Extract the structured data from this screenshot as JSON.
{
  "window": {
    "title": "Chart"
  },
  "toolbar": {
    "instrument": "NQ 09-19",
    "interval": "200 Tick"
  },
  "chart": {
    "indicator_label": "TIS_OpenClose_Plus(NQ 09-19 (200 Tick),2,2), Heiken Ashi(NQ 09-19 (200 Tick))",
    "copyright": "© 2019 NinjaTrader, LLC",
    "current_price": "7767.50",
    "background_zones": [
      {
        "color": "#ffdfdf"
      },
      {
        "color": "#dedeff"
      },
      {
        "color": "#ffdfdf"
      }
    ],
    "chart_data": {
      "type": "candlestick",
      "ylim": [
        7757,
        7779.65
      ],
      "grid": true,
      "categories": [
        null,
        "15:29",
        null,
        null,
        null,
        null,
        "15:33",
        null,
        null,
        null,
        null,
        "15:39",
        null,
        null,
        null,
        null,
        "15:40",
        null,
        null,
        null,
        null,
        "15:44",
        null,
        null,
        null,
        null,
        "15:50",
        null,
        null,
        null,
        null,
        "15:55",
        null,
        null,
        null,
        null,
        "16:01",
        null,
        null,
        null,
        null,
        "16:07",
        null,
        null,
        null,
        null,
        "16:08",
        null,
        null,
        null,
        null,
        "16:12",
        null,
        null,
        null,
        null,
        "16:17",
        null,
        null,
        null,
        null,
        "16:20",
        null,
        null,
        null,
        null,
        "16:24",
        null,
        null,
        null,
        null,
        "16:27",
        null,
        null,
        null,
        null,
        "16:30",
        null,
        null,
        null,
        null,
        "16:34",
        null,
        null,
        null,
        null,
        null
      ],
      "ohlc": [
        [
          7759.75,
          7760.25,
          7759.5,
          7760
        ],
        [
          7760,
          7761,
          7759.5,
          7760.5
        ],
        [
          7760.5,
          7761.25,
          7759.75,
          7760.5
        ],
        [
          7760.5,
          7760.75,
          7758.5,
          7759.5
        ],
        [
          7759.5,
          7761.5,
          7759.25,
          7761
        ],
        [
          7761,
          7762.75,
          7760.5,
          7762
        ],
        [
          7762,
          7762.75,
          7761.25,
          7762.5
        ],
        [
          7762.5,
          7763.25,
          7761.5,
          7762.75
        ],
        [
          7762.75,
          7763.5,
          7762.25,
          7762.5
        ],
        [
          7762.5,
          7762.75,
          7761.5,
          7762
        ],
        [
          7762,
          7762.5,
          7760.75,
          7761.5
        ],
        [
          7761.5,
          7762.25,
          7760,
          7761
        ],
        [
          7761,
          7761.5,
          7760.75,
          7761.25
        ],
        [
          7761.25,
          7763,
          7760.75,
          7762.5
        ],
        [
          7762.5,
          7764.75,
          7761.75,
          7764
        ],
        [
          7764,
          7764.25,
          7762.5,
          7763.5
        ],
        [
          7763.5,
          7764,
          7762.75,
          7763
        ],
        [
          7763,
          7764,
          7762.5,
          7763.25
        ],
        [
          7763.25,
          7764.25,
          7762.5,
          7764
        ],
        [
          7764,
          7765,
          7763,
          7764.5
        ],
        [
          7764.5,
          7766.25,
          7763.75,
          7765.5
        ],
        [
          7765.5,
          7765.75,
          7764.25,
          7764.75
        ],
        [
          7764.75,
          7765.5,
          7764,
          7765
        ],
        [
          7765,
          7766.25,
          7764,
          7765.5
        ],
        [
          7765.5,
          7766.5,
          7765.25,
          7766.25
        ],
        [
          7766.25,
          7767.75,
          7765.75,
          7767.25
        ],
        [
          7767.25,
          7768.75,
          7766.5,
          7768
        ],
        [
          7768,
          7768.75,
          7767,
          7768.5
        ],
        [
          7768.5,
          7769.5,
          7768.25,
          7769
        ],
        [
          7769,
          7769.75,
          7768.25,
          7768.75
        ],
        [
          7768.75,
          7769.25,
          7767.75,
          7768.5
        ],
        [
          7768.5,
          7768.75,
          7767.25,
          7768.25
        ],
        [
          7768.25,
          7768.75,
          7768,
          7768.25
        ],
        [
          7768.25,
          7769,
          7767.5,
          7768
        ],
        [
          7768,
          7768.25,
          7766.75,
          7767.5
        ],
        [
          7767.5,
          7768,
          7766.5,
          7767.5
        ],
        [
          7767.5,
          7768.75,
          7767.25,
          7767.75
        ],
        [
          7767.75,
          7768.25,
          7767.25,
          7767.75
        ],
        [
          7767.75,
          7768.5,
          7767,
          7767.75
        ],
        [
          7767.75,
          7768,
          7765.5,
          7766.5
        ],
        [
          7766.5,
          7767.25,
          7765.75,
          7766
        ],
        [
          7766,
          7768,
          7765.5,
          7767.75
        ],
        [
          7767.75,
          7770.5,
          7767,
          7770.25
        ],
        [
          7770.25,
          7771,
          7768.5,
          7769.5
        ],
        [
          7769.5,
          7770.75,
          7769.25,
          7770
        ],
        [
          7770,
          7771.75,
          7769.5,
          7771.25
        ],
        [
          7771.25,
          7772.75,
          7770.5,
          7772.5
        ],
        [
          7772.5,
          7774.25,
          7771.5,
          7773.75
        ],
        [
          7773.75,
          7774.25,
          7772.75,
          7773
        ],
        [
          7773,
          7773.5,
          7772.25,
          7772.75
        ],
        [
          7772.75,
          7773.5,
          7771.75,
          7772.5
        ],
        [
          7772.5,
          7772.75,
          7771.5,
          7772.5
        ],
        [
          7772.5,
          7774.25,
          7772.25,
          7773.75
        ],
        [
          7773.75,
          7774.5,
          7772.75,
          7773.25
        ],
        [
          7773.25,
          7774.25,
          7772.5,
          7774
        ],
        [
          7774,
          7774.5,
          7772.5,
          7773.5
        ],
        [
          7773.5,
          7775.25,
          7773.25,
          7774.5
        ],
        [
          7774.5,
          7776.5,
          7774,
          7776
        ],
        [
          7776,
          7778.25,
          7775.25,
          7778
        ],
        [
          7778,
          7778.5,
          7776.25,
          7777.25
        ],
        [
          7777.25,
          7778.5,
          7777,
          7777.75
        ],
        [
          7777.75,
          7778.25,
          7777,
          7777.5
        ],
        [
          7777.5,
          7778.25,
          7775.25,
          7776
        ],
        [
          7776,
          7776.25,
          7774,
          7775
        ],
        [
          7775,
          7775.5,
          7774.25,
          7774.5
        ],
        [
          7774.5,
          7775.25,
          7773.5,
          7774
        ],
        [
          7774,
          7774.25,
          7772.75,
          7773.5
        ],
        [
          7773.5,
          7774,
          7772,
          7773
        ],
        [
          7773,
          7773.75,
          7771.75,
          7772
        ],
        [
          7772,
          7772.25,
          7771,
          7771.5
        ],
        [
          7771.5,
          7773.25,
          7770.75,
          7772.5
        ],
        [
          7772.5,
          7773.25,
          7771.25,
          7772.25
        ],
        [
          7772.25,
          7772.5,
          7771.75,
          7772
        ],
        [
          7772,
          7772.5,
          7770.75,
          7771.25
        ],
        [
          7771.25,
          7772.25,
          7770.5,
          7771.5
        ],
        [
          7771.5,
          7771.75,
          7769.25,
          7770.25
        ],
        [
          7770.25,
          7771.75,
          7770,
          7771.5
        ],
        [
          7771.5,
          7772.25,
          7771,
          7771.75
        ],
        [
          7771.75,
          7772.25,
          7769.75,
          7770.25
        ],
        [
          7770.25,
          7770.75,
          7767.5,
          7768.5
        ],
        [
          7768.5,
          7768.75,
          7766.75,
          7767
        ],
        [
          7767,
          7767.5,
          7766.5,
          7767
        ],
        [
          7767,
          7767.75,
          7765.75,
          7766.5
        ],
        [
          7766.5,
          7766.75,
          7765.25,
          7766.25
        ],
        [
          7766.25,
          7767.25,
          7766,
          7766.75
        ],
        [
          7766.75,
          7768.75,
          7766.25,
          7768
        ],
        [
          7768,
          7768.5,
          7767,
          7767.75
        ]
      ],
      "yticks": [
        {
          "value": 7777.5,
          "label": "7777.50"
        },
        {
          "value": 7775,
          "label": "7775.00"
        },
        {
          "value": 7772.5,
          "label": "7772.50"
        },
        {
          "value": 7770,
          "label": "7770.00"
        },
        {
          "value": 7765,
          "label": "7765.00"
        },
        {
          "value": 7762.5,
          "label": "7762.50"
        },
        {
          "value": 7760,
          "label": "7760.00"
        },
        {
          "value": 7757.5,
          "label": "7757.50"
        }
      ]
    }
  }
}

================

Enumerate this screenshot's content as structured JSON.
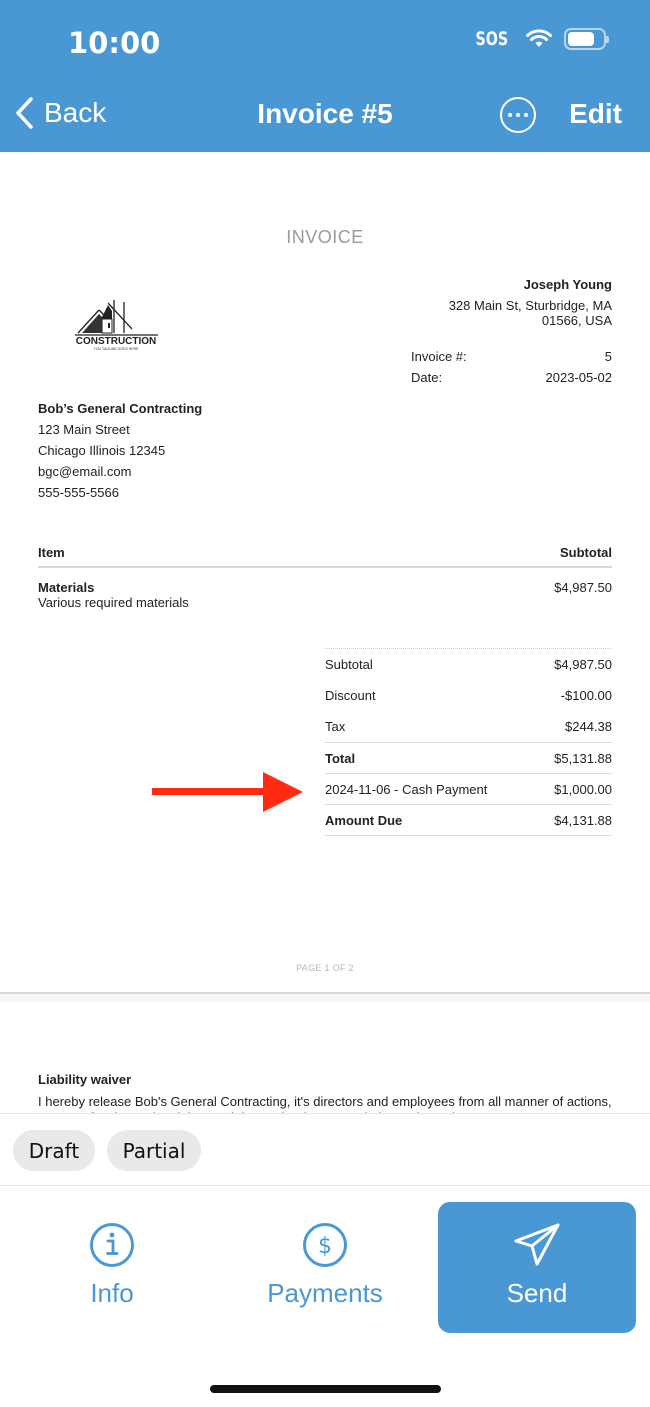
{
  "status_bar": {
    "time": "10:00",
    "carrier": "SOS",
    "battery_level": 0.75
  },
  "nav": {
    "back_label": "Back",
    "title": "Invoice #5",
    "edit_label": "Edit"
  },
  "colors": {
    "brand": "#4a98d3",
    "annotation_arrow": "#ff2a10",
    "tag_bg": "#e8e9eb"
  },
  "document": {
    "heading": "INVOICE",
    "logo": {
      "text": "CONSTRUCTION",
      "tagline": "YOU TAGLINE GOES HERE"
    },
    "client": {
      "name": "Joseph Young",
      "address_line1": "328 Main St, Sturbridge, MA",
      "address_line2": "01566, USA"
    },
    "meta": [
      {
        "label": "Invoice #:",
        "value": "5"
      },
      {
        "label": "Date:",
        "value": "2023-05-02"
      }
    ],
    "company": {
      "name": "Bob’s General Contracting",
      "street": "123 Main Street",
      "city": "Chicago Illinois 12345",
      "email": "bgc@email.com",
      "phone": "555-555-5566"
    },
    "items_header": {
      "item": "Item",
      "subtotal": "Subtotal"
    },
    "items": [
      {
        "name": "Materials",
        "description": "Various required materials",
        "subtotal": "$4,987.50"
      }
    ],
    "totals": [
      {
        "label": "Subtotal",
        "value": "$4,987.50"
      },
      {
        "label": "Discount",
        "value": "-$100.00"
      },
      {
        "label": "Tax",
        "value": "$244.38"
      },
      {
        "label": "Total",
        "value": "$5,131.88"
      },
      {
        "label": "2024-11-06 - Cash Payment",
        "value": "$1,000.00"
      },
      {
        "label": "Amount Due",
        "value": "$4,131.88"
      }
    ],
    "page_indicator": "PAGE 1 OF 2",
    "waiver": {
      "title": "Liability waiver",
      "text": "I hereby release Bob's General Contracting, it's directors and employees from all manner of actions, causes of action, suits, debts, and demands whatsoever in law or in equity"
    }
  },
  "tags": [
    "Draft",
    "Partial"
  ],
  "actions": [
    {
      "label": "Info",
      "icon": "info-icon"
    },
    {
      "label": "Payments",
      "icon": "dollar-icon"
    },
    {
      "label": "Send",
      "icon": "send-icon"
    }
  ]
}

================

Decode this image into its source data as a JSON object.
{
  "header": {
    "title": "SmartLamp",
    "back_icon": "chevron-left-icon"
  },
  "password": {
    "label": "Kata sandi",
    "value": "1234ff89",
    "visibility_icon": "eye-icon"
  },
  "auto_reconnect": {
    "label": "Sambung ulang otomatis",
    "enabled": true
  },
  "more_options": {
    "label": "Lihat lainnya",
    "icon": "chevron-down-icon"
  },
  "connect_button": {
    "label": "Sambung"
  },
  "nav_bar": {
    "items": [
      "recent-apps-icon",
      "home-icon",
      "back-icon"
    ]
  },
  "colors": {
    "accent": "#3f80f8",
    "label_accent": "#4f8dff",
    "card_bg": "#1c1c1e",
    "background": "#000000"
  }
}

================

> [What is asked] List all lines holding the string "icon".

> [Result of the task]
      "icon": "info-icon"
      "icon": "dollar-icon"
      "icon": "send-icon"
    "back_icon": "chevron-left-icon"
    "visibility_icon": "eye-icon"
    "icon": "chevron-down-icon"
      "recent-apps-icon",
      "home-icon",
      "back-icon"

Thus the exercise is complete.